### Request
Output the data that follows exactly, line for line.

### Exercise materials
—————
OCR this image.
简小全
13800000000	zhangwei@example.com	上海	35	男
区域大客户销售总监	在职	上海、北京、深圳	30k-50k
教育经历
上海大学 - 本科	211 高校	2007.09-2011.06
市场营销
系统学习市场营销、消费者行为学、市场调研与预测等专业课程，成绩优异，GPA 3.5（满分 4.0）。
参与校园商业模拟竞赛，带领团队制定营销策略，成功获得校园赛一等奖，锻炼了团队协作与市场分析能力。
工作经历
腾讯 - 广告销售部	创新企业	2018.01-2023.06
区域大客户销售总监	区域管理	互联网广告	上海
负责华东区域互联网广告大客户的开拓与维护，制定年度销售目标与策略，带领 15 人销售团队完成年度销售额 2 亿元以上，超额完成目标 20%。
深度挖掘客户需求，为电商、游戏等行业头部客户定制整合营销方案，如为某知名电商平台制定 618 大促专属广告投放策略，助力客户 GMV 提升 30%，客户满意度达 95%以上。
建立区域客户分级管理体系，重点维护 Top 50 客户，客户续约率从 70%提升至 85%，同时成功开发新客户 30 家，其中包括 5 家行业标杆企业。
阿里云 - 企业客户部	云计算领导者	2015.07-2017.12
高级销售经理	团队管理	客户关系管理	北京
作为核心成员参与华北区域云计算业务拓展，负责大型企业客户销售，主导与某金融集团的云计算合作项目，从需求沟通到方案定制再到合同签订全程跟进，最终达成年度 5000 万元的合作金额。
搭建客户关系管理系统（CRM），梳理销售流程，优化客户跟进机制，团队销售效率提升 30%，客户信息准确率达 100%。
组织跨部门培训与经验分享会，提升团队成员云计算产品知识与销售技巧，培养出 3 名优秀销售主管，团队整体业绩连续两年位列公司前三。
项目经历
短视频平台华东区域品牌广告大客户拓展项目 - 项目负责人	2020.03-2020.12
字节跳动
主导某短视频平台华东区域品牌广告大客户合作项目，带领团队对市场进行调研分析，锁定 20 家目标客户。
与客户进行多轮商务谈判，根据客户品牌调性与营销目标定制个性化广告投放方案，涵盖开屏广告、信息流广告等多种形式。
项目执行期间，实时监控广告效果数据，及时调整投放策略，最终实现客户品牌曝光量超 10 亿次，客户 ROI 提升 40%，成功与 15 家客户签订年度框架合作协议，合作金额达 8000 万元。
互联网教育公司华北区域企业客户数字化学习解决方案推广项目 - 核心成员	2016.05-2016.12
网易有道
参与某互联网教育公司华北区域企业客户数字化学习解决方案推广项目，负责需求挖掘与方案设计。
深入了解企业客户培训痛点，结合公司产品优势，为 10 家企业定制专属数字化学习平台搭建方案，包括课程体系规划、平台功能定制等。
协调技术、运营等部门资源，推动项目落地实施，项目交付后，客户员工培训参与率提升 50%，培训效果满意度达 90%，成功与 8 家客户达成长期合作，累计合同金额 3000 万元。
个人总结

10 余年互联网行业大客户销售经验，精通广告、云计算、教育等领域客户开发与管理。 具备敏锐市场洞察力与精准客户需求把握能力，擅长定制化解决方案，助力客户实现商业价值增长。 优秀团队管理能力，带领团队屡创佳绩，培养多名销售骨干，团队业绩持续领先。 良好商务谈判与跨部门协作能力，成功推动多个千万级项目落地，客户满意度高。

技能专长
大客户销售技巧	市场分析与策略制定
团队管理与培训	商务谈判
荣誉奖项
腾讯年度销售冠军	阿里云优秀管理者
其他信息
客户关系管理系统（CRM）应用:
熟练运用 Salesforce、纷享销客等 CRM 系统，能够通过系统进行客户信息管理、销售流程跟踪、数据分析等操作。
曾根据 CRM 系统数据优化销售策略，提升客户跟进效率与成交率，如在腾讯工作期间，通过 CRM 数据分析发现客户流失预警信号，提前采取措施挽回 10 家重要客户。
—————
### Solution to this task
OCR this image.
简小全
13800000000	zhangwei@example.com	上海	35	男
区域大客户销售总监	在职	上海、北京、深圳	30k-50k
教育经历
上海大学 - 本科	211 高校	2007.09-2011.06
市场营销
系统学习市场营销、消费者行为学、市场调研与预测等专业课程，成绩优异，GPA 3.5（满分 4.0）。
参与校园商业模拟竞赛，带领团队制定营销策略，成功获得校园赛一等奖，锻炼了团队协作与市场分析能力。
工作经历
腾讯 - 广告销售部	创新企业	2018.01-2023.06
区域大客户销售总监	区域管理	互联网广告	上海
负责华东区域互联网广告大客户的开拓与维护，制定年度销售目标与策略，带领 15 人销售团队完成年度销售额 2 亿元以上，超额完成目标 20%。
深度挖掘客户需求，为电商、游戏等行业头部客户定制整合营销方案，如为某知名电商平台制定 618 大促专属广告投放策略，助力客户 GMV 提升 30%，客户满意度达 95%以上。
建立区域客户分级管理体系，重点维护 Top 50 客户，客户续约率从 70%提升至 85%，同时成功开发新客户 30 家，其中包括 5 家行业标杆企业。
阿里云 - 企业客户部	云计算领导者	2015.07-2017.12
高级销售经理	团队管理	客户关系管理	北京
作为核心成员参与华北区域云计算业务拓展，负责大型企业客户销售，主导与某金融集团的云计算合作项目，从需求沟通到方案定制再到合同签订全程跟进，最终达成年度 5000 万元的合作金额。
搭建客户关系管理系统（CRM），梳理销售流程，优化客户跟进机制，团队销售效率提升 30%，客户信息准确率达 100%。
组织跨部门培训与经验分享会，提升团队成员云计算产品知识与销售技巧，培养出 3 名优秀销售主管，团队整体业绩连续两年位列公司前三。
项目经历
短视频平台华东区域品牌广告大客户拓展项目 - 项目负责人	2020.03-2020.12
字节跳动
主导某短视频平台华东区域品牌广告大客户合作项目，带领团队对市场进行调研分析，锁定 20 家目标客户。
与客户进行多轮商务谈判，根据客户品牌调性与营销目标定制个性化广告投放方案，涵盖开屏广告、信息流广告等多种形式。
项目执行期间，实时监控广告效果数据，及时调整投放策略，最终实现客户品牌曝光量超 10 亿次，客户 ROI 提升 40%，成功与 15 家客户签订年度框架合作协议，合作金额达 8000 万元。
互联网教育公司华北区域企业客户数字化学习解决方案推广项目 - 核心成员	2016.05-2016.12
网易有道
参与某互联网教育公司华北区域企业客户数字化学习解决方案推广项目，负责需求挖掘与方案设计。
深入了解企业客户培训痛点，结合公司产品优势，为 10 家企业定制专属数字化学习平台搭建方案，包括课程体系规划、平台功能定制等。
协调技术、运营等部门资源，推动项目落地实施，项目交付后，客户员工培训参与率提升 50%，培训效果满意度达 90%，成功与 8 家客户达成长期合作，累计合同金额 3000 万元。
个人总结

10 余年互联网行业大客户销售经验，精通广告、云计算、教育等领域客户开发与管理。 具备敏锐市场洞察力与精准客户需求把握能力，擅长定制化解决方案，助力客户实现商业价值增长。 优秀团队管理能力，带领团队屡创佳绩，培养多名销售骨干，团队业绩持续领先。 良好商务谈判与跨部门协作能力，成功推动多个千万级项目落地，客户满意度高。

技能专长
大客户销售技巧	市场分析与策略制定
团队管理与培训	商务谈判
荣誉奖项
腾讯年度销售冠军	阿里云优秀管理者
其他信息
客户关系管理系统（CRM）应用:
熟练运用 Salesforce、纷享销客等 CRM 系统，能够通过系统进行客户信息管理、销售流程跟踪、数据分析等操作。
曾根据 CRM 系统数据优化销售策略，提升客户跟进效率与成交率，如在腾讯工作期间，通过 CRM 数据分析发现客户流失预警信号，提前采取措施挽回 10 家重要客户。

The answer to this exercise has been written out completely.